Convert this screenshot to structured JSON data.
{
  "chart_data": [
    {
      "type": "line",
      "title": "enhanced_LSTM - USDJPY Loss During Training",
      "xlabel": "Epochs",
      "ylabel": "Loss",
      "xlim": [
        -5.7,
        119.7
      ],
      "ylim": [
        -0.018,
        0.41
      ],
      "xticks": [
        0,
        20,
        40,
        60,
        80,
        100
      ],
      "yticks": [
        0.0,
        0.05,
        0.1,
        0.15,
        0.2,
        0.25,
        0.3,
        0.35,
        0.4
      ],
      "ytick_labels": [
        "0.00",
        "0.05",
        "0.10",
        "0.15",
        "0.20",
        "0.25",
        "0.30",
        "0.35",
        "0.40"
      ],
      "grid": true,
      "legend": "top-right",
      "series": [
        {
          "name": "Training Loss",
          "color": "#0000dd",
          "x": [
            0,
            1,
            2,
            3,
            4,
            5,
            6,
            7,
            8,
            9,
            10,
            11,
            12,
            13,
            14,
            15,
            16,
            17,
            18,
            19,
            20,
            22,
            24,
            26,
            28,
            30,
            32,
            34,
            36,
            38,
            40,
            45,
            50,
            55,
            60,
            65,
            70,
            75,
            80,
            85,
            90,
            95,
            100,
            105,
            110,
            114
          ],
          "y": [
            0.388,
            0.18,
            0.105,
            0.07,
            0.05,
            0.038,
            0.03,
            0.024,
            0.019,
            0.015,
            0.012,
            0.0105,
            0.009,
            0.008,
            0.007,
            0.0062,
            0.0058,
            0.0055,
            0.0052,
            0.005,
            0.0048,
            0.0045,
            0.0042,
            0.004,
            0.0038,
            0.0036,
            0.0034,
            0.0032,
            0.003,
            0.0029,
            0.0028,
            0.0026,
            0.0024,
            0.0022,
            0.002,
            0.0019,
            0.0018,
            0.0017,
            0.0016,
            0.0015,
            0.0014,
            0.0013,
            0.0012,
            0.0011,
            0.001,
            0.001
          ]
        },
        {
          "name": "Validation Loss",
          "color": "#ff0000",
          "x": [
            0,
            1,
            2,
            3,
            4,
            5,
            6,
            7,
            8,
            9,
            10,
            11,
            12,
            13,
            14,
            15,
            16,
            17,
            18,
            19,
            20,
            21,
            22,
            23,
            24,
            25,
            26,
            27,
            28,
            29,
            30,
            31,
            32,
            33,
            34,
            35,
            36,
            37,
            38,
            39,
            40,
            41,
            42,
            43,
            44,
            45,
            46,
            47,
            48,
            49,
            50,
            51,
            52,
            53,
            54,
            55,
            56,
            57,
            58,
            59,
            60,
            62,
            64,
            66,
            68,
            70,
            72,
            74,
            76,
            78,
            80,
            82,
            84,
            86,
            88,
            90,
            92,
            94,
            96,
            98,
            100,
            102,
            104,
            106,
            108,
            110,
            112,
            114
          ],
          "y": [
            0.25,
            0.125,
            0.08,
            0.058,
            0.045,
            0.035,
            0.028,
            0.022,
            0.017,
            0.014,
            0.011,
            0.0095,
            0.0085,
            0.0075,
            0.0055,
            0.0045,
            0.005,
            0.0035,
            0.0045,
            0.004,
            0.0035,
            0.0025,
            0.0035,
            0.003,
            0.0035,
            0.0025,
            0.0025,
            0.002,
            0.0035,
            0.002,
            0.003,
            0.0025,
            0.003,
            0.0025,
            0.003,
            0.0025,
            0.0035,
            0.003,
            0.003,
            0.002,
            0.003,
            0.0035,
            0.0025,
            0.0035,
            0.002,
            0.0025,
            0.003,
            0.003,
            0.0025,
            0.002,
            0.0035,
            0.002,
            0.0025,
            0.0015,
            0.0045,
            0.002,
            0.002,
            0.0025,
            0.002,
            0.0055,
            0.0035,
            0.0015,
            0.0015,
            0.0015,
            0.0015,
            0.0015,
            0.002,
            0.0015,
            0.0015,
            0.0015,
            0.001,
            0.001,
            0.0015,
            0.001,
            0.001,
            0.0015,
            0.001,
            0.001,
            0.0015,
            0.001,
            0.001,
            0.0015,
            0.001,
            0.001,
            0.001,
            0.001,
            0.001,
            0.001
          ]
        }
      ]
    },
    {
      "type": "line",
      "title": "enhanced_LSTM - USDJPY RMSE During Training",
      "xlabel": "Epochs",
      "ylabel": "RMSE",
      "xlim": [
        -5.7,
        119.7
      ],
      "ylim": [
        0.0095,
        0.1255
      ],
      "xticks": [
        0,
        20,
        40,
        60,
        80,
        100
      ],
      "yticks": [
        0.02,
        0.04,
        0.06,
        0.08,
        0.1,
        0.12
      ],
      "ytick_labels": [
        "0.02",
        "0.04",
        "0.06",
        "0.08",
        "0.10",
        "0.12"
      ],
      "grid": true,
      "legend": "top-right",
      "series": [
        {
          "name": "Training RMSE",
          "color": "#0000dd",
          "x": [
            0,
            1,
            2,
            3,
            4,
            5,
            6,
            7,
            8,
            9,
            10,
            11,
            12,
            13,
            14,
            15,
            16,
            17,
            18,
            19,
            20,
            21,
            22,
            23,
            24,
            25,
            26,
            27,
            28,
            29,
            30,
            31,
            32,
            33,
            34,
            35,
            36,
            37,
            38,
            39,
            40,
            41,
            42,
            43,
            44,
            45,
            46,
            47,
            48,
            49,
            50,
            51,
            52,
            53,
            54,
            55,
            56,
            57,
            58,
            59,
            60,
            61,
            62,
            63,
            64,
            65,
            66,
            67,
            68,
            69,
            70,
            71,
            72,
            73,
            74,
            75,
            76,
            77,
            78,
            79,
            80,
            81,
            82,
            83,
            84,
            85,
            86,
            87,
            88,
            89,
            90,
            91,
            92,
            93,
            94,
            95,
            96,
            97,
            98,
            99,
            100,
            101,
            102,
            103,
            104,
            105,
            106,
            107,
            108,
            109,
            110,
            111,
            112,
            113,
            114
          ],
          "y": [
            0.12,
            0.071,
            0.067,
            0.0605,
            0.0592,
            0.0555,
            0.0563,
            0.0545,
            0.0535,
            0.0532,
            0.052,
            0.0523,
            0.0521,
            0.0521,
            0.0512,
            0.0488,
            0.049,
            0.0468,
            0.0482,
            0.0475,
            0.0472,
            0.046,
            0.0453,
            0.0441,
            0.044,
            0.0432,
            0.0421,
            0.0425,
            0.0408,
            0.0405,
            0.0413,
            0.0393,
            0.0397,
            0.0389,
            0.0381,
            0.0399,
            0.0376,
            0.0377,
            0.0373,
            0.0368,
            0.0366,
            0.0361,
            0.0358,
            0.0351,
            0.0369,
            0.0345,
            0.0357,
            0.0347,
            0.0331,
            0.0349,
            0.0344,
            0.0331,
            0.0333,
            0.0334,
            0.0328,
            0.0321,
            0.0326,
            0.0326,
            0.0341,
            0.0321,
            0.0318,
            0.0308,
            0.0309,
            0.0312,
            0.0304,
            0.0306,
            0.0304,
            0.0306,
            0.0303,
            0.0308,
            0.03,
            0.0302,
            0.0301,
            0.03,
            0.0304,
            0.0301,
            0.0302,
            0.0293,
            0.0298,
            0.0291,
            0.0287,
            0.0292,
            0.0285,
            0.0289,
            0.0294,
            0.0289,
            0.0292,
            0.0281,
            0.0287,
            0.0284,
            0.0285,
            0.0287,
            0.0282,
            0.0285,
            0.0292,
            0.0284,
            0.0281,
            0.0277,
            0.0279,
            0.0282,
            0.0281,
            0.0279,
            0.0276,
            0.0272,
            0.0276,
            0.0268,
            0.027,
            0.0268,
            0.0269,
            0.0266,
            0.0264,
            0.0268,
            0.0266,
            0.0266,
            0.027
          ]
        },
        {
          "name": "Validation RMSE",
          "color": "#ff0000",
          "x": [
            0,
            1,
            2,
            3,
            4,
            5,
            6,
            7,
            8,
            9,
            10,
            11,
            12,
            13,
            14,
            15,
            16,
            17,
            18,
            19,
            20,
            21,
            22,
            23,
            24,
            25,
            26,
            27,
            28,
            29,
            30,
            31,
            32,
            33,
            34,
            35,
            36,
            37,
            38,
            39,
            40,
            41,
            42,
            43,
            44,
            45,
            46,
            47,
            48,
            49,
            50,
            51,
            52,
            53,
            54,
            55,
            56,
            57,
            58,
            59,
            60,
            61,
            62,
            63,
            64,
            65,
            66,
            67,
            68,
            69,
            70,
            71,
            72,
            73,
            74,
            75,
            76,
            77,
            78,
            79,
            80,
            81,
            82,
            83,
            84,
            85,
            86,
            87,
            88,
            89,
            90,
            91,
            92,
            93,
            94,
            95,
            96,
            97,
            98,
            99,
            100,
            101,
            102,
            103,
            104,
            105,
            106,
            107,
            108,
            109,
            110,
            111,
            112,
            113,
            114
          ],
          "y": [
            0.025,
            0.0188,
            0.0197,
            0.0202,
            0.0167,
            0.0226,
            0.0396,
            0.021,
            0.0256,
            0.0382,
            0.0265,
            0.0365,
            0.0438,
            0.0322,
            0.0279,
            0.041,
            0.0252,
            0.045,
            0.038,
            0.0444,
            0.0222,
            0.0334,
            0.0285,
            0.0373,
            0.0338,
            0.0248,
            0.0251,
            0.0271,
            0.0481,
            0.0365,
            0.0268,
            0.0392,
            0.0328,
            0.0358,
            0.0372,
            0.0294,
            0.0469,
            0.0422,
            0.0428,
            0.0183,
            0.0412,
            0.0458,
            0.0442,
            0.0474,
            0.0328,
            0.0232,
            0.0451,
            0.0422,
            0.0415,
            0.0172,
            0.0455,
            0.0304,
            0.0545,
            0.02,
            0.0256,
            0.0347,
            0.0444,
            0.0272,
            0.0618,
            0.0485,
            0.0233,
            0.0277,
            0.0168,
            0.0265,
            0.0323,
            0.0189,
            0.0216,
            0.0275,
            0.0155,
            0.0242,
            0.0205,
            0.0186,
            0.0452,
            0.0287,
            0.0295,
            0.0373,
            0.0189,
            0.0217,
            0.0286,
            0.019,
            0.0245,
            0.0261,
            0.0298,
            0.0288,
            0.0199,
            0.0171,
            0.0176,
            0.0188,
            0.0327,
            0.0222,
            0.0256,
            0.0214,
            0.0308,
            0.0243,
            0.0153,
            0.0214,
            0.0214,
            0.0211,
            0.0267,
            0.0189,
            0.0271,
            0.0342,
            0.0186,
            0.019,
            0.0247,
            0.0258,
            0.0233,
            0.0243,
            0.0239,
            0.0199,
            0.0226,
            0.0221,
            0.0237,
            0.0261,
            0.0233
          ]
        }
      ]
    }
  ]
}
# # # # # # #
> _What to produce_: In the entries above, count every line containing the word "USDJPY". Write only the total.

> _Task response_: 2